== Supplied material ==
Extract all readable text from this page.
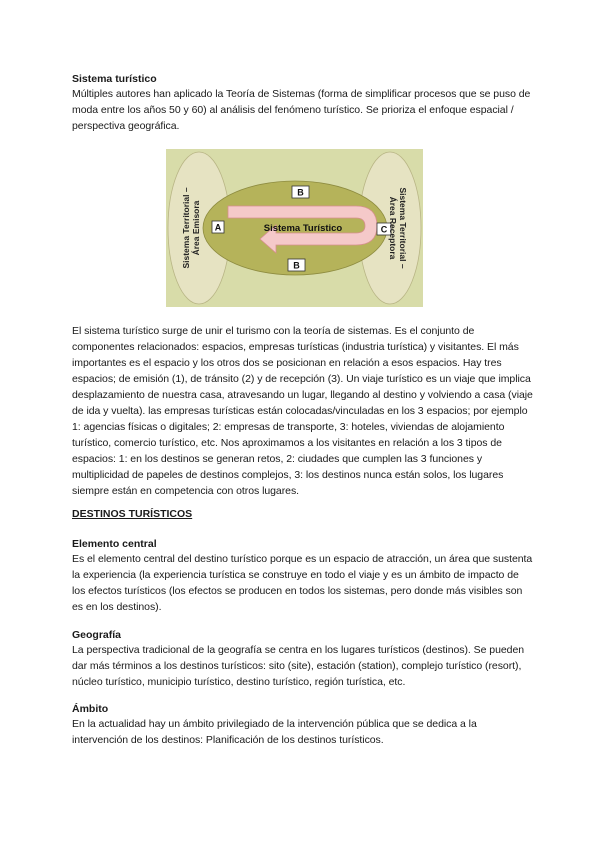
Sistema turístico

Múltiples autores han aplicado la Teoría de Sistemas (forma de simplificar procesos que se puso de moda entre los años 50 y 60) al análisis del fenómeno turístico. Se prioriza el enfoque espacial / perspectiva geográfica.

A	C
B
B
Sistema Turístico
Sistema Territorial – Área Emisora	Sistema Territorial –
Área Receptora

El sistema turístico surge de unir el turismo con la teoría de sistemas. Es el conjunto de componentes relacionados: espacios, empresas turísticas (industria turística) y visitantes. El más importantes es el espacio y los otros dos se posicionan en relación a esos espacios. Hay tres espacios; de emisión (1), de tránsito (2) y de recepción (3). Un viaje turístico es un viaje que implica desplazamiento de nuestra casa, atravesando un lugar, llegando al destino y volviendo a casa (viaje de ida y vuelta). las empresas turísticas están colocadas/vinculadas en los 3 espacios; por ejemplo 1: agencias físicas o digitales; 2: empresas de transporte, 3: hoteles, viviendas de alojamiento turístico, comercio turístico, etc. Nos aproximamos a los visitantes en relación a los 3 tipos de espacios: 1: en los destinos se generan retos, 2: ciudades que cumplen las 3 funciones y multiplicidad de papeles de destinos complejos, 3: los destinos nunca están solos, los lugares siempre están en competencia con otros lugares.

DESTINOS TURÍSTICOS
Elemento central

Es el elemento central del destino turístico porque es un espacio de atracción, un área que sustenta la experiencia (la experiencia turística se construye en todo el viaje y es un ámbito de impacto de los efectos turísticos (los efectos se producen en todos los sistemas, pero donde más visibles son es en los destinos).

Geografía

La perspectiva tradicional de la geografía se centra en los lugares turísticos (destinos). Se pueden dar más términos a los destinos turísticos: sito (site), estación (station), complejo turístico (resort), núcleo turístico, municipio turístico, destino turístico, región turística, etc.

Ámbito

En la actualidad hay un ámbito privilegiado de la intervención pública que se dedica a la intervención de los destinos: Planificación de los destinos turísticos.
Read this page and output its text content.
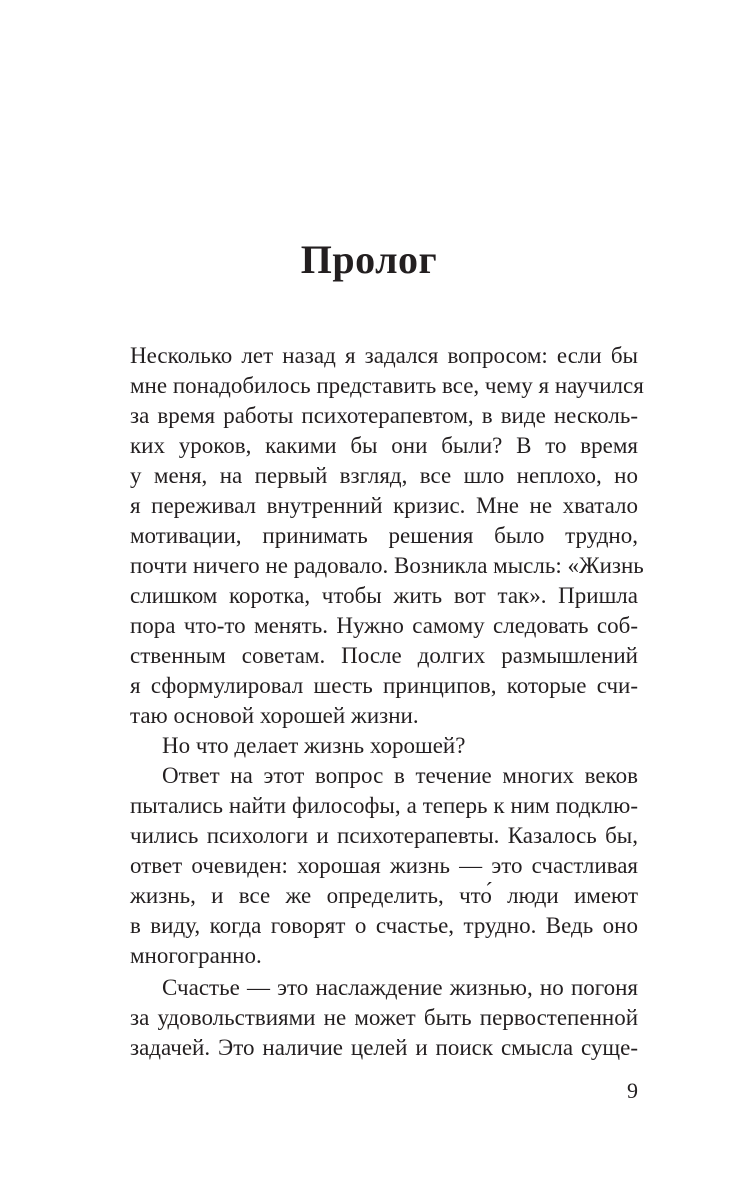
Пролог
Несколько лет назад я задался вопросом: если бы
мне понадобилось представить все, чему я научился
за время работы психотерапевтом, в виде несколь-
ких уроков, какими бы они были? В то время
у меня, на первый взгляд, все шло неплохо, но
я переживал внутренний кризис. Мне не хватало
мотивации, принимать решения было трудно,
почти ничего не радовало. Возникла мысль: «Жизнь
слишком коротка, чтобы жить вот так». Пришла
пора что-то менять. Нужно самому следовать соб-
ственным советам. После долгих размышлений
я сформулировал шесть принципов, которые счи-
таю основой хорошей жизни.
Но что делает жизнь хорошей?
Ответ на этот вопрос в течение многих веков
пытались найти философы, а теперь к ним подклю-
чились психологи и психотерапевты. Казалось бы,
ответ очевиден: хорошая жизнь — это счастливая
жизнь, и все же определить, что́ люди имеют
в виду, когда говорят о счастье, трудно. Ведь оно
многогранно.
Счастье — это наслаждение жизнью, но погоня
за удовольствиями не может быть первостепенной
задачей. Это наличие целей и поиск смысла суще-
9
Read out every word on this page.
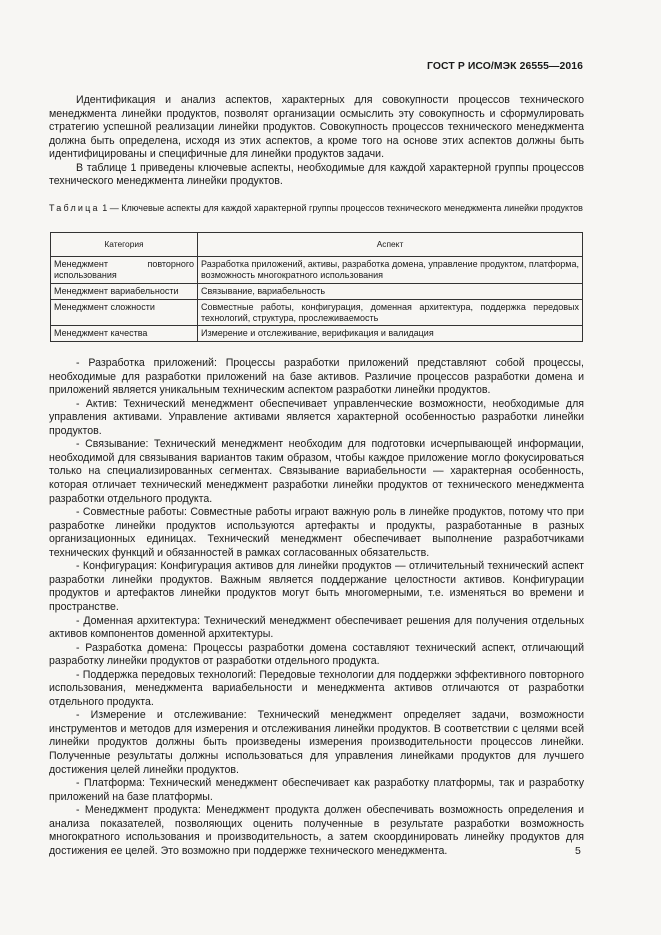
ГОСТ Р ИСО/МЭК 26555—2016

Идентификация и анализ аспектов, характерных для совокупности процессов технического менеджмента линейки продуктов, позволят организации осмыслить эту совокупность и сформулировать стратегию успешной реализации линейки продуктов. Совокупность процессов технического менеджмента должна быть определена, исходя из этих аспектов, а кроме того на основе этих аспектов должны быть идентифицированы и специфичные для линейки продуктов задачи.

В таблице 1 приведены ключевые аспекты, необходимые для каждой характерной группы процессов технического менеджмента линейки продуктов.

Таблица 1 — Ключевые аспекты для каждой характерной группы процессов технического менеджмента линейки продуктов

Категория	Аспект
Менеджмент повторного использования	Разработка приложений, активы, разработка домена, управление продуктом, платформа, возможность многократного использования
Менеджмент вариабельности	Связывание, вариабельность
Менеджмент сложности	Совместные работы, конфигурация, доменная архитектура, поддержка передовых технологий, структура, прослеживаемость
Менеджмент качества	Измерение и отслеживание, верификация и валидация

- Разработка приложений: Процессы разработки приложений представляют собой процессы, необходимые для разработки приложений на базе активов. Различие процессов разработки домена и приложений является уникальным техническим аспектом разработки линейки продуктов.

- Актив: Технический менеджмент обеспечивает управленческие возможности, необходимые для управления активами. Управление активами является характерной особенностью разработки линейки продуктов.

- Связывание: Технический менеджмент необходим для подготовки исчерпывающей информации, необходимой для связывания вариантов таким образом, чтобы каждое приложение могло фокусироваться только на специализированных сегментах. Связывание вариабельности — характерная особенность, которая отличает технический менеджмент разработки линейки продуктов от технического менеджмента разработки отдельного продукта.

- Совместные работы: Совместные работы играют важную роль в линейке продуктов, потому что при разработке линейки продуктов используются артефакты и продукты, разработанные в разных организационных единицах. Технический менеджмент обеспечивает выполнение разработчиками технических функций и обязанностей в рамках согласованных обязательств.

- Конфигурация: Конфигурация активов для линейки продуктов — отличительный технический аспект разработки линейки продуктов. Важным является поддержание целостности активов. Конфигурации продуктов и артефактов линейки продуктов могут быть многомерными, т.е. изменяться во времени и пространстве.

- Доменная архитектура: Технический менеджмент обеспечивает решения для получения отдельных активов компонентов доменной архитектуры.

- Разработка домена: Процессы разработки домена составляют технический аспект, отличающий разработку линейки продуктов от разработки отдельного продукта.

- Поддержка передовых технологий: Передовые технологии для поддержки эффективного повторного использования, менеджмента вариабельности и менеджмента активов отличаются от разработки отдельного продукта.

- Измерение и отслеживание: Технический менеджмент определяет задачи, возможности инструментов и методов для измерения и отслеживания линейки продуктов. В соответствии с целями всей линейки продуктов должны быть произведены измерения производительности процессов линейки. Полученные результаты должны использоваться для управления линейками продуктов для лучшего достижения целей линейки продуктов.

- Платформа: Технический менеджмент обеспечивает как разработку платформы, так и разработку приложений на базе платформы.

- Менеджмент продукта: Менеджмент продукта должен обеспечивать возможность определения и анализа показателей, позволяющих оценить полученные в результате разработки возможность многократного использования и производительность, а затем скоординировать линейку продуктов для достижения ее целей. Это возможно при поддержке технического менеджмента.	5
===
● What is asked:
Retype all entries exactly as they appear, dropping the images.

● Result below:
Extract all readable text from this page.
Sistema turístico

Múltiples autores han aplicado la Teoría de Sistemas (forma de simplificar procesos que se puso de moda entre los años 50 y 60) al análisis del fenómeno turístico. Se prioriza el enfoque espacial / perspectiva geográfica.

A	C
B
B
Sistema Turístico
Sistema Territorial – Área Emisora	Sistema Territorial –
Área Receptora

El sistema turístico surge de unir el turismo con la teoría de sistemas. Es el conjunto de componentes relacionados: espacios, empresas turísticas (industria turística) y visitantes. El más importantes es el espacio y los otros dos se posicionan en relación a esos espacios. Hay tres espacios; de emisión (1), de tránsito (2) y de recepción (3). Un viaje turístico es un viaje que implica desplazamiento de nuestra casa, atravesando un lugar, llegando al destino y volviendo a casa (viaje de ida y vuelta). las empresas turísticas están colocadas/vinculadas en los 3 espacios; por ejemplo 1: agencias físicas o digitales; 2: empresas de transporte, 3: hoteles, viviendas de alojamiento turístico, comercio turístico, etc. Nos aproximamos a los visitantes en relación a los 3 tipos de espacios: 1: en los destinos se generan retos, 2: ciudades que cumplen las 3 funciones y multiplicidad de papeles de destinos complejos, 3: los destinos nunca están solos, los lugares siempre están en competencia con otros lugares.

DESTINOS TURÍSTICOS
Elemento central

Es el elemento central del destino turístico porque es un espacio de atracción, un área que sustenta la experiencia (la experiencia turística se construye en todo el viaje y es un ámbito de impacto de los efectos turísticos (los efectos se producen en todos los sistemas, pero donde más visibles son es en los destinos).

Geografía

La perspectiva tradicional de la geografía se centra en los lugares turísticos (destinos). Se pueden dar más términos a los destinos turísticos: sito (site), estación (station), complejo turístico (resort), núcleo turístico, municipio turístico, destino turístico, región turística, etc.

Ámbito

En la actualidad hay un ámbito privilegiado de la intervención pública que se dedica a la intervención de los destinos: Planificación de los destinos turísticos.
Read this page and output its text content.
Пролог
Несколько лет назад я задался вопросом: если бы
мне понадобилось представить все, чему я научился
за время работы психотерапевтом, в виде несколь-
ких уроков, какими бы они были? В то время
у меня, на первый взгляд, все шло неплохо, но
я переживал внутренний кризис. Мне не хватало
мотивации, принимать решения было трудно,
почти ничего не радовало. Возникла мысль: «Жизнь
слишком коротка, чтобы жить вот так». Пришла
пора что-то менять. Нужно самому следовать соб-
ственным советам. После долгих размышлений
я сформулировал шесть принципов, которые счи-
таю основой хорошей жизни.
Но что делает жизнь хорошей?
Ответ на этот вопрос в течение многих веков
пытались найти философы, а теперь к ним подклю-
чились психологи и психотерапевты. Казалось бы,
ответ очевиден: хорошая жизнь — это счастливая
жизнь, и все же определить, что́ люди имеют
в виду, когда говорят о счастье, трудно. Ведь оно
многогранно.
Счастье — это наслаждение жизнью, но погоня
за удовольствиями не может быть первостепенной
задачей. Это наличие целей и поиск смысла суще-
9
Read out every word on this page.
ГОСТ Р ИСО/МЭК 26555—2016

Идентификация и анализ аспектов, характерных для совокупности процессов технического менеджмента линейки продуктов, позволят организации осмыслить эту совокупность и сформулировать стратегию успешной реализации линейки продуктов. Совокупность процессов технического менеджмента должна быть определена, исходя из этих аспектов, а кроме того на основе этих аспектов должны быть идентифицированы и специфичные для линейки продуктов задачи.

В таблице 1 приведены ключевые аспекты, необходимые для каждой характерной группы процессов технического менеджмента линейки продуктов.

Таблица 1 — Ключевые аспекты для каждой характерной группы процессов технического менеджмента линейки продуктов

Категория	Аспект
Менеджмент повторного использования	Разработка приложений, активы, разработка домена, управление продуктом, платформа, возможность многократного использования
Менеджмент вариабельности	Связывание, вариабельность
Менеджмент сложности	Совместные работы, конфигурация, доменная архитектура, поддержка передовых технологий, структура, прослеживаемость
Менеджмент качества	Измерение и отслеживание, верификация и валидация

- Разработка приложений: Процессы разработки приложений представляют собой процессы, необходимые для разработки приложений на базе активов. Различие процессов разработки домена и приложений является уникальным техническим аспектом разработки линейки продуктов.

- Актив: Технический менеджмент обеспечивает управленческие возможности, необходимые для управления активами. Управление активами является характерной особенностью разработки линейки продуктов.

- Связывание: Технический менеджмент необходим для подготовки исчерпывающей информации, необходимой для связывания вариантов таким образом, чтобы каждое приложение могло фокусироваться только на специализированных сегментах. Связывание вариабельности — характерная особенность, которая отличает технический менеджмент разработки линейки продуктов от технического менеджмента разработки отдельного продукта.

- Совместные работы: Совместные работы играют важную роль в линейке продуктов, потому что при разработке линейки продуктов используются артефакты и продукты, разработанные в разных организационных единицах. Технический менеджмент обеспечивает выполнение разработчиками технических функций и обязанностей в рамках согласованных обязательств.

- Конфигурация: Конфигурация активов для линейки продуктов — отличительный технический аспект разработки линейки продуктов. Важным является поддержание целостности активов. Конфигурации продуктов и артефактов линейки продуктов могут быть многомерными, т.е. изменяться во времени и пространстве.

- Доменная архитектура: Технический менеджмент обеспечивает решения для получения отдельных активов компонентов доменной архитектуры.

- Разработка домена: Процессы разработки домена составляют технический аспект, отличающий разработку линейки продуктов от разработки отдельного продукта.

- Поддержка передовых технологий: Передовые технологии для поддержки эффективного повторного использования, менеджмента вариабельности и менеджмента активов отличаются от разработки отдельного продукта.

- Измерение и отслеживание: Технический менеджмент определяет задачи, возможности инструментов и методов для измерения и отслеживания линейки продуктов. В соответствии с целями всей линейки продуктов должны быть произведены измерения производительности процессов линейки. Полученные результаты должны использоваться для управления линейками продуктов для лучшего достижения целей линейки продуктов.

- Платформа: Технический менеджмент обеспечивает как разработку платформы, так и разработку приложений на базе платформы.

- Менеджмент продукта: Менеджмент продукта должен обеспечивать возможность определения и анализа показателей, позволяющих оценить полученные в результате разработки возможность многократного использования и производительность, а затем скоординировать линейку продуктов для достижения ее целей. Это возможно при поддержке технического менеджмента.	5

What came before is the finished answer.